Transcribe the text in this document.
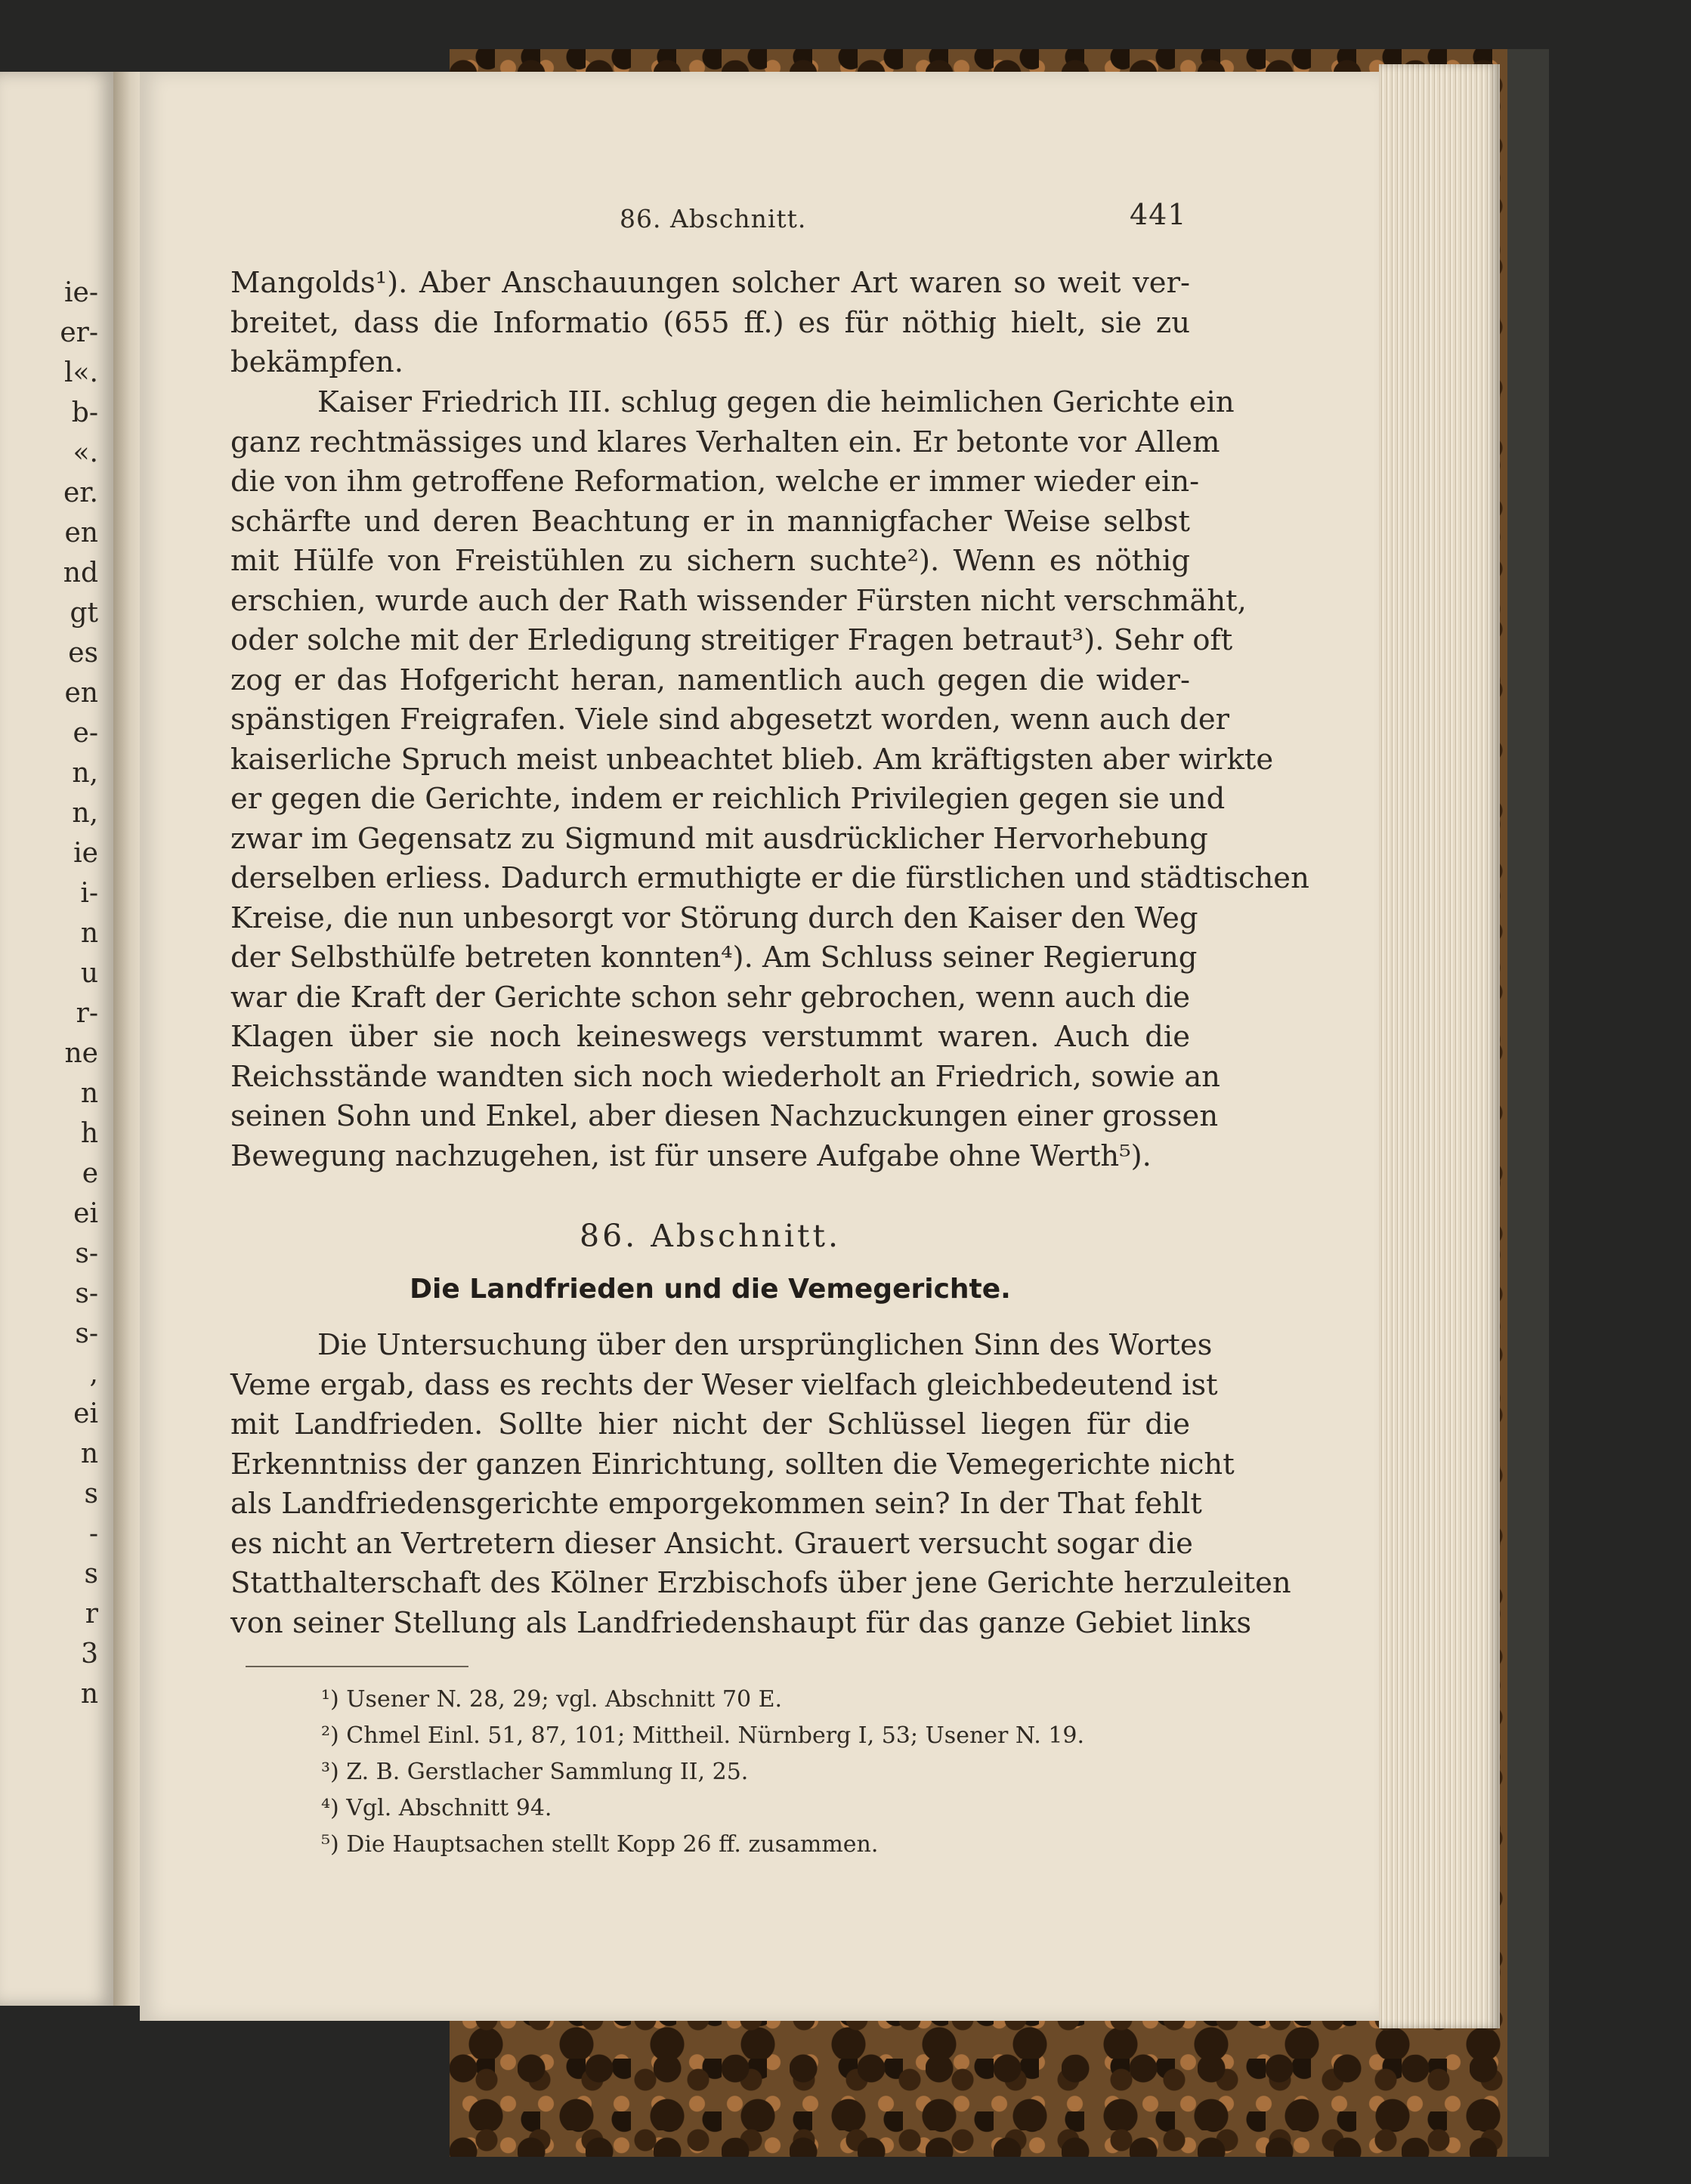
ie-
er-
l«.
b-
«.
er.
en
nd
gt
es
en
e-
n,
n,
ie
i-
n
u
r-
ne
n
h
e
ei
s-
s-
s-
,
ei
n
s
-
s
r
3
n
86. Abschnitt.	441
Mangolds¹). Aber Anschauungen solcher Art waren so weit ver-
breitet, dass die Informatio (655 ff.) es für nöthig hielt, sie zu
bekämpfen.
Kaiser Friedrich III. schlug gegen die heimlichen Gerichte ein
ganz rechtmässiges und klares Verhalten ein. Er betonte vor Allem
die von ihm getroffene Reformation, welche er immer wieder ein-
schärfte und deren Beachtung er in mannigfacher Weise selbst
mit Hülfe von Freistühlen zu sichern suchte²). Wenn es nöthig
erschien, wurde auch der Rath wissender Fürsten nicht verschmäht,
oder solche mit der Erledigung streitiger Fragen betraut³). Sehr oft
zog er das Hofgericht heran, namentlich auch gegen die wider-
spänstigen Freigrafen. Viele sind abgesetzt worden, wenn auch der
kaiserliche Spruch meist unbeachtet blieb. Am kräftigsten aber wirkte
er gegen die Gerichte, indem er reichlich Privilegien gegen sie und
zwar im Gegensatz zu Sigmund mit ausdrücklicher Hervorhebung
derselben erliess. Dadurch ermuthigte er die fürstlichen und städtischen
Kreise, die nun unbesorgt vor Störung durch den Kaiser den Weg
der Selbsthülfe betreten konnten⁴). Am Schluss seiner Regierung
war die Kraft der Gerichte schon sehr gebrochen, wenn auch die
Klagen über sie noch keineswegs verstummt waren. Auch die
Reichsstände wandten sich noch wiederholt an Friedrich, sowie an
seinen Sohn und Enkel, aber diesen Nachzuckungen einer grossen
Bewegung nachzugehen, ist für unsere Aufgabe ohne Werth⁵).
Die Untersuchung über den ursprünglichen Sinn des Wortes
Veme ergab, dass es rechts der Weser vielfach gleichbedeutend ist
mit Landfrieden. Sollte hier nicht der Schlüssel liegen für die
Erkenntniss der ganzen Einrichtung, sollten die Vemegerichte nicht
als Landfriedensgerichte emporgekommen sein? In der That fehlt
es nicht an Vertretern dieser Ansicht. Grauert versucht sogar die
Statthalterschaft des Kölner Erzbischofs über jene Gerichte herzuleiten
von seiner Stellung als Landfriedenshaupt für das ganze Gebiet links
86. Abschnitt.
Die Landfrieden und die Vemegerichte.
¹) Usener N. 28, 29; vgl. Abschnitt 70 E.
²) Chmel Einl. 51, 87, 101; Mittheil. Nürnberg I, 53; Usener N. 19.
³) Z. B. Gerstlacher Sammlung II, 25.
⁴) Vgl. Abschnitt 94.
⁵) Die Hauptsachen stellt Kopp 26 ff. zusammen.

--------

• Written instruction: Nothing in the entries above should change when they are printed again, except that the pictures are dropped.

• Written reply:
Transcribe the text in this document.
ie-
er-
l«.
b-
«.
er.
en
nd
gt
es
en
e-
n,
n,
ie
i-
n
u
r-
ne
n
h
e
ei
s-
s-
s-
,
ei
n
s
-
s
r
3
n
86. Abschnitt.	441
Mangolds¹). Aber Anschauungen solcher Art waren so weit ver-
breitet, dass die Informatio (655 ff.) es für nöthig hielt, sie zu
bekämpfen.
Kaiser Friedrich III. schlug gegen die heimlichen Gerichte ein
ganz rechtmässiges und klares Verhalten ein. Er betonte vor Allem
die von ihm getroffene Reformation, welche er immer wieder ein-
schärfte und deren Beachtung er in mannigfacher Weise selbst
mit Hülfe von Freistühlen zu sichern suchte²). Wenn es nöthig
erschien, wurde auch der Rath wissender Fürsten nicht verschmäht,
oder solche mit der Erledigung streitiger Fragen betraut³). Sehr oft
zog er das Hofgericht heran, namentlich auch gegen die wider-
spänstigen Freigrafen. Viele sind abgesetzt worden, wenn auch der
kaiserliche Spruch meist unbeachtet blieb. Am kräftigsten aber wirkte
er gegen die Gerichte, indem er reichlich Privilegien gegen sie und
zwar im Gegensatz zu Sigmund mit ausdrücklicher Hervorhebung
derselben erliess. Dadurch ermuthigte er die fürstlichen und städtischen
Kreise, die nun unbesorgt vor Störung durch den Kaiser den Weg
der Selbsthülfe betreten konnten⁴). Am Schluss seiner Regierung
war die Kraft der Gerichte schon sehr gebrochen, wenn auch die
Klagen über sie noch keineswegs verstummt waren. Auch die
Reichsstände wandten sich noch wiederholt an Friedrich, sowie an
seinen Sohn und Enkel, aber diesen Nachzuckungen einer grossen
Bewegung nachzugehen, ist für unsere Aufgabe ohne Werth⁵).
Die Untersuchung über den ursprünglichen Sinn des Wortes
Veme ergab, dass es rechts der Weser vielfach gleichbedeutend ist
mit Landfrieden. Sollte hier nicht der Schlüssel liegen für die
Erkenntniss der ganzen Einrichtung, sollten die Vemegerichte nicht
als Landfriedensgerichte emporgekommen sein? In der That fehlt
es nicht an Vertretern dieser Ansicht. Grauert versucht sogar die
Statthalterschaft des Kölner Erzbischofs über jene Gerichte herzuleiten
von seiner Stellung als Landfriedenshaupt für das ganze Gebiet links
86. Abschnitt.
Die Landfrieden und die Vemegerichte.
¹) Usener N. 28, 29; vgl. Abschnitt 70 E.
²) Chmel Einl. 51, 87, 101; Mittheil. Nürnberg I, 53; Usener N. 19.
³) Z. B. Gerstlacher Sammlung II, 25.
⁴) Vgl. Abschnitt 94.
⁵) Die Hauptsachen stellt Kopp 26 ff. zusammen.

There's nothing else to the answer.